→ WHAT TO PRODUCE
Reproduce the listing below exactly. Pictures do not belong in the copy.

Raw records
▽

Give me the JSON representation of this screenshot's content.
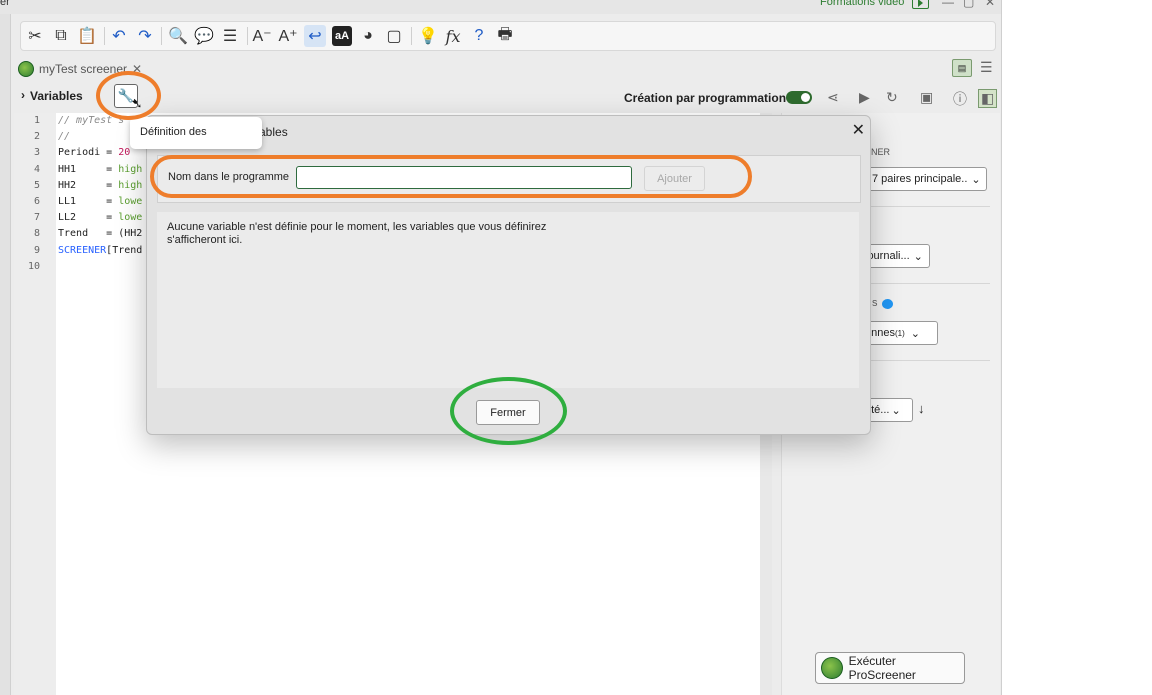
{
  "window": {
    "title_fragment": "er",
    "promo_link": "Formations vidéo"
  },
  "toolbar": {
    "icons": [
      "cut-icon",
      "copy-icon",
      "paste-icon",
      "undo-icon",
      "redo-icon",
      "search-icon",
      "comment-icon",
      "indent-icon",
      "decrease-font-icon",
      "increase-font-icon",
      "wrap-icon",
      "font-case-icon",
      "color-wheel-icon",
      "frame-icon",
      "bulb-icon",
      "function-icon",
      "help-icon",
      "print-icon"
    ]
  },
  "tab": {
    "label": "myTest screener",
    "close": "✕"
  },
  "varbar": {
    "label": "Variables",
    "creation_label": "Création par programmation"
  },
  "tooltip": {
    "text": "Définition des"
  },
  "editor": {
    "line_numbers": [
      "1",
      "2",
      "3",
      "4",
      "5",
      "6",
      "7",
      "8",
      "9",
      "10"
    ],
    "lines": [
      [
        {
          "t": "// myTest s",
          "c": "c-com"
        }
      ],
      [
        {
          "t": "//",
          "c": "c-com"
        }
      ],
      [
        {
          "t": "Periodi = ",
          "c": ""
        },
        {
          "t": "20",
          "c": "c-num"
        }
      ],
      [
        {
          "t": "HH1     = ",
          "c": ""
        },
        {
          "t": "high",
          "c": "c-grn"
        }
      ],
      [
        {
          "t": "HH2     = ",
          "c": ""
        },
        {
          "t": "high",
          "c": "c-grn"
        }
      ],
      [
        {
          "t": "LL1     = ",
          "c": ""
        },
        {
          "t": "lowe",
          "c": "c-grn"
        }
      ],
      [
        {
          "t": "LL2     = ",
          "c": ""
        },
        {
          "t": "lowe",
          "c": "c-grn"
        }
      ],
      [
        {
          "t": "Trend   = (HH2",
          "c": ""
        }
      ],
      [
        {
          "t": "SCREENER",
          "c": "c-blu"
        },
        {
          "t": "[Trend",
          "c": ""
        }
      ],
      []
    ]
  },
  "dialog": {
    "title_fragment": "ables",
    "close": "✕",
    "name_label": "Nom dans le programme",
    "name_value": "",
    "add_button": "Ajouter",
    "info_text": "Aucune variable n'est définie pour le moment, les variables que vous définirez s'afficheront ici.",
    "close_button": "Fermer"
  },
  "rightpanel": {
    "section1_fragment": "NER",
    "select1": "7 paires principale..",
    "select2": "journali...",
    "section3_fragment": "s",
    "select3_text": "onnes",
    "select3_sup": "(1)",
    "select4": "rité...",
    "run_button": "Exécuter ProScreener"
  },
  "colors": {
    "highlight_orange": "#ee7d2b",
    "highlight_green": "#2fae3f",
    "toggle_on": "#2e6b2e",
    "accent_green": "#2e7d32"
  }
}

△

→ RESPONSE
Give me the JSON representation of this screenshot's content.
{
  "window": {
    "title_fragment": "er",
    "promo_link": "Formations vidéo"
  },
  "toolbar": {
    "icons": [
      "cut-icon",
      "copy-icon",
      "paste-icon",
      "undo-icon",
      "redo-icon",
      "search-icon",
      "comment-icon",
      "indent-icon",
      "decrease-font-icon",
      "increase-font-icon",
      "wrap-icon",
      "font-case-icon",
      "color-wheel-icon",
      "frame-icon",
      "bulb-icon",
      "function-icon",
      "help-icon",
      "print-icon"
    ]
  },
  "tab": {
    "label": "myTest screener",
    "close": "✕"
  },
  "varbar": {
    "label": "Variables",
    "creation_label": "Création par programmation"
  },
  "tooltip": {
    "text": "Définition des"
  },
  "editor": {
    "line_numbers": [
      "1",
      "2",
      "3",
      "4",
      "5",
      "6",
      "7",
      "8",
      "9",
      "10"
    ],
    "lines": [
      [
        {
          "t": "// myTest s",
          "c": "c-com"
        }
      ],
      [
        {
          "t": "//",
          "c": "c-com"
        }
      ],
      [
        {
          "t": "Periodi = ",
          "c": ""
        },
        {
          "t": "20",
          "c": "c-num"
        }
      ],
      [
        {
          "t": "HH1     = ",
          "c": ""
        },
        {
          "t": "high",
          "c": "c-grn"
        }
      ],
      [
        {
          "t": "HH2     = ",
          "c": ""
        },
        {
          "t": "high",
          "c": "c-grn"
        }
      ],
      [
        {
          "t": "LL1     = ",
          "c": ""
        },
        {
          "t": "lowe",
          "c": "c-grn"
        }
      ],
      [
        {
          "t": "LL2     = ",
          "c": ""
        },
        {
          "t": "lowe",
          "c": "c-grn"
        }
      ],
      [
        {
          "t": "Trend   = (HH2",
          "c": ""
        }
      ],
      [
        {
          "t": "SCREENER",
          "c": "c-blu"
        },
        {
          "t": "[Trend",
          "c": ""
        }
      ],
      []
    ]
  },
  "dialog": {
    "title_fragment": "ables",
    "close": "✕",
    "name_label": "Nom dans le programme",
    "name_value": "",
    "add_button": "Ajouter",
    "info_text": "Aucune variable n'est définie pour le moment, les variables que vous définirez s'afficheront ici.",
    "close_button": "Fermer"
  },
  "rightpanel": {
    "section1_fragment": "NER",
    "select1": "7 paires principale..",
    "select2": "journali...",
    "section3_fragment": "s",
    "select3_text": "onnes",
    "select3_sup": "(1)",
    "select4": "rité...",
    "run_button": "Exécuter ProScreener"
  },
  "colors": {
    "highlight_orange": "#ee7d2b",
    "highlight_green": "#2fae3f",
    "toggle_on": "#2e6b2e",
    "accent_green": "#2e7d32"
  }
}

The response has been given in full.